*Exercise brief*: From the listing below, pull out the lines that hold "synonyms".

(Items from a dataset)

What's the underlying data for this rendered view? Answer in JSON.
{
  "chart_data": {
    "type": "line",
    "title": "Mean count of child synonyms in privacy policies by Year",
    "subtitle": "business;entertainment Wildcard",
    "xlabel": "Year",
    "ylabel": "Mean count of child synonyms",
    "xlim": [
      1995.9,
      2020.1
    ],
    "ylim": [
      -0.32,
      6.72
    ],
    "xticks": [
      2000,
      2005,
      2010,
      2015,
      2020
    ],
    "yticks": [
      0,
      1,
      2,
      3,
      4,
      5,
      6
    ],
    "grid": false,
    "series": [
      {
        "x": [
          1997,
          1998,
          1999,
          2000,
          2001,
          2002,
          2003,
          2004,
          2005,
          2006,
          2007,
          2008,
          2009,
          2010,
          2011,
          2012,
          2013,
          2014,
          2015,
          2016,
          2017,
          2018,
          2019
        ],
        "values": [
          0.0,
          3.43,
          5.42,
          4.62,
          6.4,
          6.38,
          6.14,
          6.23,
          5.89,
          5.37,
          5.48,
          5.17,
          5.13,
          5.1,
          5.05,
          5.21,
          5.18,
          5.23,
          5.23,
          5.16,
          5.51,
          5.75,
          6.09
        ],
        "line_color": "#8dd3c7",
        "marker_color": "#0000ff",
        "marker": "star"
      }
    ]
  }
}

*Result for this exercise*:
    "title": "Mean count of child synonyms in privacy policies by Year",
    "ylabel": "Mean count of child synonyms",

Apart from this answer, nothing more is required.